* _Entries provided_:
+===+

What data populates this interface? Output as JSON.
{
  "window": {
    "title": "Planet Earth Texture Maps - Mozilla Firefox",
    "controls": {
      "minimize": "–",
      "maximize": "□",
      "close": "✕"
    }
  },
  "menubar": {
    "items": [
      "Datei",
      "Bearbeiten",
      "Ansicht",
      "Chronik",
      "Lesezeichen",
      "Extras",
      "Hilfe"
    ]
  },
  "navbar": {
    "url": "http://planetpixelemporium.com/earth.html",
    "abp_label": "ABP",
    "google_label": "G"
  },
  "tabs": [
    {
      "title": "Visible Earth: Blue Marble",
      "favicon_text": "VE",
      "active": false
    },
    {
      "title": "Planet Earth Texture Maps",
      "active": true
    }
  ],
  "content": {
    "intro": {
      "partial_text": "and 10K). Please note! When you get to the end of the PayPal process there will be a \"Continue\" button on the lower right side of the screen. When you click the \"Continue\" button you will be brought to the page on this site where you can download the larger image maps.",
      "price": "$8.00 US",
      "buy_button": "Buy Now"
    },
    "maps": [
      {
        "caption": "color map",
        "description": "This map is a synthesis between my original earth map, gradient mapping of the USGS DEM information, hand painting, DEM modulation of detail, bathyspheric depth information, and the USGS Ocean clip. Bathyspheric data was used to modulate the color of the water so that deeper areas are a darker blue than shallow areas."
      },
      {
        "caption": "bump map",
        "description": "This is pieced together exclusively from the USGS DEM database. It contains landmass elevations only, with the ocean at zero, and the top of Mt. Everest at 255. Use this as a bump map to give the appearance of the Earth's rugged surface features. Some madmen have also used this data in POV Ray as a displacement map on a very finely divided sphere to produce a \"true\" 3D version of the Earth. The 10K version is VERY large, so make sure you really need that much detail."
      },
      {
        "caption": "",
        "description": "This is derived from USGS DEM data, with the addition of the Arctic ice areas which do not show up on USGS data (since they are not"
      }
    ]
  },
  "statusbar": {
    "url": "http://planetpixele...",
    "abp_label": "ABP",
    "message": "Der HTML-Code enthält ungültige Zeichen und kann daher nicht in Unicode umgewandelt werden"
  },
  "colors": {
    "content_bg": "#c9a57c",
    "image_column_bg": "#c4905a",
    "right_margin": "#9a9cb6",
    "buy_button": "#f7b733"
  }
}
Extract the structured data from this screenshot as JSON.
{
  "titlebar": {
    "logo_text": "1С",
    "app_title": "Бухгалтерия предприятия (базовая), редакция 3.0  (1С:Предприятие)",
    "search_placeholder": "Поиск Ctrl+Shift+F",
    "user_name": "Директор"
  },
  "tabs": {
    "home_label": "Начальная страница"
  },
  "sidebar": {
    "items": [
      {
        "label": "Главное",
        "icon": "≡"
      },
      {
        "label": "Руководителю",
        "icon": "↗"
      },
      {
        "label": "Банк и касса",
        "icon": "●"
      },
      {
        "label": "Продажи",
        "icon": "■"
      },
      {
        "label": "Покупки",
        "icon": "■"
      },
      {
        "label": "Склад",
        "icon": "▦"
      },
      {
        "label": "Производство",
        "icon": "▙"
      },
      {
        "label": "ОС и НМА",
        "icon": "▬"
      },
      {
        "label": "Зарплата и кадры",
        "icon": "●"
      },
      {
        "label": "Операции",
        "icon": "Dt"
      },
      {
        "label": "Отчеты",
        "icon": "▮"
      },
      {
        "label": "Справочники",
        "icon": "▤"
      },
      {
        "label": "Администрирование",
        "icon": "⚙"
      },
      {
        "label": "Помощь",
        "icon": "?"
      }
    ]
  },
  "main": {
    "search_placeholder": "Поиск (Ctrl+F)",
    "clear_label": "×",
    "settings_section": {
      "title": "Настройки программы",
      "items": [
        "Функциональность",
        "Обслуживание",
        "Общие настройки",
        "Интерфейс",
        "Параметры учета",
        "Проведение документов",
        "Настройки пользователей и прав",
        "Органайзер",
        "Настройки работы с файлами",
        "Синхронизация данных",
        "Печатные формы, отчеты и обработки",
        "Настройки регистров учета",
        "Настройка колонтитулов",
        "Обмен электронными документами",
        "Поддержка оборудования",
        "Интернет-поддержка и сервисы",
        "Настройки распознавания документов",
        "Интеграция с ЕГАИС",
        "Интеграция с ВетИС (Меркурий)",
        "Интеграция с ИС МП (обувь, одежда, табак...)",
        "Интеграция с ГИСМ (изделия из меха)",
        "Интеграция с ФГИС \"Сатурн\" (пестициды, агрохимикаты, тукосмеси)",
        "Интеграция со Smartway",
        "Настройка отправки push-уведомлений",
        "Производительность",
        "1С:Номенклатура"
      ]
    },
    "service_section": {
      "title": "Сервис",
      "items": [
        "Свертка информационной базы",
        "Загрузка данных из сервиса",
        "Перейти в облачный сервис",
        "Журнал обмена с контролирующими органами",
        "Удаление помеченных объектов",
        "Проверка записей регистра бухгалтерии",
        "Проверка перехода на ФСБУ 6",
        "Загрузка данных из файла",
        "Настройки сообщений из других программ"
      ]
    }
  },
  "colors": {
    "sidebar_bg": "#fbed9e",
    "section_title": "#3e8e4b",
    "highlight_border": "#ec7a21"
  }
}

+===+

* _Work to do_: Using the listing above, locate the lines that hold "данных" and copy each one.

* _Response to the task_:
        "Синхронизация данных",
        "Загрузка данных из сервиса",
        "Загрузка данных из файла",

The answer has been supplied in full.